» **Exercise goal**
Reproduce each of the lines word for word.

» **Material for this task**
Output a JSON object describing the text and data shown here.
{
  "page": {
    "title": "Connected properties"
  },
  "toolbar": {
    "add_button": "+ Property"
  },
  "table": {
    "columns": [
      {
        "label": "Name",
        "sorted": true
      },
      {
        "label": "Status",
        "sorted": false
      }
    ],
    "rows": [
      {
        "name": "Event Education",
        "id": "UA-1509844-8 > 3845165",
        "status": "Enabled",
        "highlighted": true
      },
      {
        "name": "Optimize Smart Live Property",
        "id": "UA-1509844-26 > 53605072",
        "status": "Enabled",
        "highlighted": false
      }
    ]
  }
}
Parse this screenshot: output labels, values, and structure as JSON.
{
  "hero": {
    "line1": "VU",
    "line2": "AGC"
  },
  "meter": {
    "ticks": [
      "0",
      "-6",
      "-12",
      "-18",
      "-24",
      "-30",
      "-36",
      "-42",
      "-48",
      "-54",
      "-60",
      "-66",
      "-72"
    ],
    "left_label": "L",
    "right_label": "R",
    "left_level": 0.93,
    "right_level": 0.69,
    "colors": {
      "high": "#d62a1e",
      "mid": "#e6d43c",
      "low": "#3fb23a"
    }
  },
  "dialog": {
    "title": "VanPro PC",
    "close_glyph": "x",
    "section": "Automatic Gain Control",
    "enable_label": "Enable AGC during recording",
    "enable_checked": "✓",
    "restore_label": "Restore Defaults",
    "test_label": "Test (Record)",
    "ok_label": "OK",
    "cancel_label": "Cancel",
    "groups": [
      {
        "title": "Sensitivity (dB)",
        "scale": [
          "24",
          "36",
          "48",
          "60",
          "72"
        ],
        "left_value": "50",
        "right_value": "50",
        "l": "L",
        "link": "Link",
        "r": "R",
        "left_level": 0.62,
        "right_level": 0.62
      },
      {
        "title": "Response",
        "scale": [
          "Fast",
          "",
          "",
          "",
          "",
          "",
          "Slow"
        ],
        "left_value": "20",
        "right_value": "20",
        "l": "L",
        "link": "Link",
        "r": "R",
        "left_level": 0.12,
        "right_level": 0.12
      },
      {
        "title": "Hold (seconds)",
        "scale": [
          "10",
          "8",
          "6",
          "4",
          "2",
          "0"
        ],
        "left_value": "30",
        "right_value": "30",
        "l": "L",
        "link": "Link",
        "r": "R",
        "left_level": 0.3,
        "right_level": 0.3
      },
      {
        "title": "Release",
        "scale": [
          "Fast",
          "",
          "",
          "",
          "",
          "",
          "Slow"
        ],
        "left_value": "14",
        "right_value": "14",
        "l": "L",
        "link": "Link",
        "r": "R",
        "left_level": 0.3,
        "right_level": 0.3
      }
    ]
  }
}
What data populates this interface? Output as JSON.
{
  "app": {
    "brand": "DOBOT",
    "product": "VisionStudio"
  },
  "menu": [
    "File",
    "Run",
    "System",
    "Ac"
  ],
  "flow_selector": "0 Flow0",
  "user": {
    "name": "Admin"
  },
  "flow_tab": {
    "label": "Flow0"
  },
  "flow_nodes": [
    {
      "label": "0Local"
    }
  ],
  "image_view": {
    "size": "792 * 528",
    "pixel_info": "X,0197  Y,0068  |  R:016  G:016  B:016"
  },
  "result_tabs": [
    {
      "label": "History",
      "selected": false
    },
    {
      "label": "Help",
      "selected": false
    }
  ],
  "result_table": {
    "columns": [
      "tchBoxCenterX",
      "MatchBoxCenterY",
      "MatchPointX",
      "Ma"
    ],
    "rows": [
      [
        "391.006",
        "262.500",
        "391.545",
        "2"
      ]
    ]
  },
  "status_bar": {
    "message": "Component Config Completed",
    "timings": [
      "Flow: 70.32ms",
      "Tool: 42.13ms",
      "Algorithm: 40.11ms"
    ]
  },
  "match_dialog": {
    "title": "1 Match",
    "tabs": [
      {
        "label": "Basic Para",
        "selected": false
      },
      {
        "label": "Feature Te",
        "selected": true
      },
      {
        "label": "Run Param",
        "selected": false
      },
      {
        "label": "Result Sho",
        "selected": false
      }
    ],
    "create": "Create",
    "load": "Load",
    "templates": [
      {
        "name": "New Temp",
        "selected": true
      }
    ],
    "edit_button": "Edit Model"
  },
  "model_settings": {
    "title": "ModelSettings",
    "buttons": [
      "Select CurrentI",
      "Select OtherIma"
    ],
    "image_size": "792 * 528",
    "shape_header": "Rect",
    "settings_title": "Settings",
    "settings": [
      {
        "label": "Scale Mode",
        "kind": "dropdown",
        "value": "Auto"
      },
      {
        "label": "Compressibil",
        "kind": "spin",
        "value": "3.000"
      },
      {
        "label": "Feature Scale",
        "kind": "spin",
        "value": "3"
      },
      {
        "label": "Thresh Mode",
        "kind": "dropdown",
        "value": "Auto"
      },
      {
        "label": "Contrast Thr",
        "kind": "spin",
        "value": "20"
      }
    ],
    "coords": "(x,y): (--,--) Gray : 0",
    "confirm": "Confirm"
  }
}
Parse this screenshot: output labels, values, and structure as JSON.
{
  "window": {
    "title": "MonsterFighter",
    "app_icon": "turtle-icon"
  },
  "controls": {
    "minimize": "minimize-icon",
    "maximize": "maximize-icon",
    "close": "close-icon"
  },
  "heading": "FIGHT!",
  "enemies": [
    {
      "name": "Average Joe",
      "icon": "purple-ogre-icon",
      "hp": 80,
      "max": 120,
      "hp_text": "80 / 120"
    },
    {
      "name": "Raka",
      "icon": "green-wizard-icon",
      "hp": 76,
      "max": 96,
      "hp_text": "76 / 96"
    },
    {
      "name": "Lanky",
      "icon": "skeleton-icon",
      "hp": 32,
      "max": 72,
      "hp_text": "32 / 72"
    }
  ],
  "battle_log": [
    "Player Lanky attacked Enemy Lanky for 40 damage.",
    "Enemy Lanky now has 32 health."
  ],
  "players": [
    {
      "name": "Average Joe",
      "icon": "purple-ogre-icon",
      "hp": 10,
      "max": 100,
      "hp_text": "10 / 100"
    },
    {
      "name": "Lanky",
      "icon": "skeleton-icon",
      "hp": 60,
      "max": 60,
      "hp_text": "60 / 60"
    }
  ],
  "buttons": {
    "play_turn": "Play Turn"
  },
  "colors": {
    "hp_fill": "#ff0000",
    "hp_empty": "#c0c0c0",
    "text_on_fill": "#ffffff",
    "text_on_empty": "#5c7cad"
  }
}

» **Written response**
Output a JSON object describing the text and data shown here.
{
  "page": {
    "title": "Connected properties"
  },
  "toolbar": {
    "add_button": "+ Property"
  },
  "table": {
    "columns": [
      {
        "label": "Name",
        "sorted": true
      },
      {
        "label": "Status",
        "sorted": false
      }
    ],
    "rows": [
      {
        "name": "Event Education",
        "id": "UA-1509844-8 > 3845165",
        "status": "Enabled",
        "highlighted": true
      },
      {
        "name": "Optimize Smart Live Property",
        "id": "UA-1509844-26 > 53605072",
        "status": "Enabled",
        "highlighted": false
      }
    ]
  }
}
Parse this screenshot: output labels, values, and structure as JSON.
{
  "hero": {
    "line1": "VU",
    "line2": "AGC"
  },
  "meter": {
    "ticks": [
      "0",
      "-6",
      "-12",
      "-18",
      "-24",
      "-30",
      "-36",
      "-42",
      "-48",
      "-54",
      "-60",
      "-66",
      "-72"
    ],
    "left_label": "L",
    "right_label": "R",
    "left_level": 0.93,
    "right_level": 0.69,
    "colors": {
      "high": "#d62a1e",
      "mid": "#e6d43c",
      "low": "#3fb23a"
    }
  },
  "dialog": {
    "title": "VanPro PC",
    "close_glyph": "x",
    "section": "Automatic Gain Control",
    "enable_label": "Enable AGC during recording",
    "enable_checked": "✓",
    "restore_label": "Restore Defaults",
    "test_label": "Test (Record)",
    "ok_label": "OK",
    "cancel_label": "Cancel",
    "groups": [
      {
        "title": "Sensitivity (dB)",
        "scale": [
          "24",
          "36",
          "48",
          "60",
          "72"
        ],
        "left_value": "50",
        "right_value": "50",
        "l": "L",
        "link": "Link",
        "r": "R",
        "left_level": 0.62,
        "right_level": 0.62
      },
      {
        "title": "Response",
        "scale": [
          "Fast",
          "",
          "",
          "",
          "",
          "",
          "Slow"
        ],
        "left_value": "20",
        "right_value": "20",
        "l": "L",
        "link": "Link",
        "r": "R",
        "left_level": 0.12,
        "right_level": 0.12
      },
      {
        "title": "Hold (seconds)",
        "scale": [
          "10",
          "8",
          "6",
          "4",
          "2",
          "0"
        ],
        "left_value": "30",
        "right_value": "30",
        "l": "L",
        "link": "Link",
        "r": "R",
        "left_level": 0.3,
        "right_level": 0.3
      },
      {
        "title": "Release",
        "scale": [
          "Fast",
          "",
          "",
          "",
          "",
          "",
          "Slow"
        ],
        "left_value": "14",
        "right_value": "14",
        "l": "L",
        "link": "Link",
        "r": "R",
        "left_level": 0.3,
        "right_level": 0.3
      }
    ]
  }
}
What data populates this interface? Output as JSON.
{
  "app": {
    "brand": "DOBOT",
    "product": "VisionStudio"
  },
  "menu": [
    "File",
    "Run",
    "System",
    "Ac"
  ],
  "flow_selector": "0 Flow0",
  "user": {
    "name": "Admin"
  },
  "flow_tab": {
    "label": "Flow0"
  },
  "flow_nodes": [
    {
      "label": "0Local"
    }
  ],
  "image_view": {
    "size": "792 * 528",
    "pixel_info": "X,0197  Y,0068  |  R:016  G:016  B:016"
  },
  "result_tabs": [
    {
      "label": "History",
      "selected": false
    },
    {
      "label": "Help",
      "selected": false
    }
  ],
  "result_table": {
    "columns": [
      "tchBoxCenterX",
      "MatchBoxCenterY",
      "MatchPointX",
      "Ma"
    ],
    "rows": [
      [
        "391.006",
        "262.500",
        "391.545",
        "2"
      ]
    ]
  },
  "status_bar": {
    "message": "Component Config Completed",
    "timings": [
      "Flow: 70.32ms",
      "Tool: 42.13ms",
      "Algorithm: 40.11ms"
    ]
  },
  "match_dialog": {
    "title": "1 Match",
    "tabs": [
      {
        "label": "Basic Para",
        "selected": false
      },
      {
        "label": "Feature Te",
        "selected": true
      },
      {
        "label": "Run Param",
        "selected": false
      },
      {
        "label": "Result Sho",
        "selected": false
      }
    ],
    "create": "Create",
    "load": "Load",
    "templates": [
      {
        "name": "New Temp",
        "selected": true
      }
    ],
    "edit_button": "Edit Model"
  },
  "model_settings": {
    "title": "ModelSettings",
    "buttons": [
      "Select CurrentI",
      "Select OtherIma"
    ],
    "image_size": "792 * 528",
    "shape_header": "Rect",
    "settings_title": "Settings",
    "settings": [
      {
        "label": "Scale Mode",
        "kind": "dropdown",
        "value": "Auto"
      },
      {
        "label": "Compressibil",
        "kind": "spin",
        "value": "3.000"
      },
      {
        "label": "Feature Scale",
        "kind": "spin",
        "value": "3"
      },
      {
        "label": "Thresh Mode",
        "kind": "dropdown",
        "value": "Auto"
      },
      {
        "label": "Contrast Thr",
        "kind": "spin",
        "value": "20"
      }
    ],
    "coords": "(x,y): (--,--) Gray : 0",
    "confirm": "Confirm"
  }
}
Parse this screenshot: output labels, values, and structure as JSON.
{
  "window": {
    "title": "MonsterFighter",
    "app_icon": "turtle-icon"
  },
  "controls": {
    "minimize": "minimize-icon",
    "maximize": "maximize-icon",
    "close": "close-icon"
  },
  "heading": "FIGHT!",
  "enemies": [
    {
      "name": "Average Joe",
      "icon": "purple-ogre-icon",
      "hp": 80,
      "max": 120,
      "hp_text": "80 / 120"
    },
    {
      "name": "Raka",
      "icon": "green-wizard-icon",
      "hp": 76,
      "max": 96,
      "hp_text": "76 / 96"
    },
    {
      "name": "Lanky",
      "icon": "skeleton-icon",
      "hp": 32,
      "max": 72,
      "hp_text": "32 / 72"
    }
  ],
  "battle_log": [
    "Player Lanky attacked Enemy Lanky for 40 damage.",
    "Enemy Lanky now has 32 health."
  ],
  "players": [
    {
      "name": "Average Joe",
      "icon": "purple-ogre-icon",
      "hp": 10,
      "max": 100,
      "hp_text": "10 / 100"
    },
    {
      "name": "Lanky",
      "icon": "skeleton-icon",
      "hp": 60,
      "max": 60,
      "hp_text": "60 / 60"
    }
  ],
  "buttons": {
    "play_turn": "Play Turn"
  },
  "colors": {
    "hp_fill": "#ff0000",
    "hp_empty": "#c0c0c0",
    "text_on_fill": "#ffffff",
    "text_on_empty": "#5c7cad"
  }
}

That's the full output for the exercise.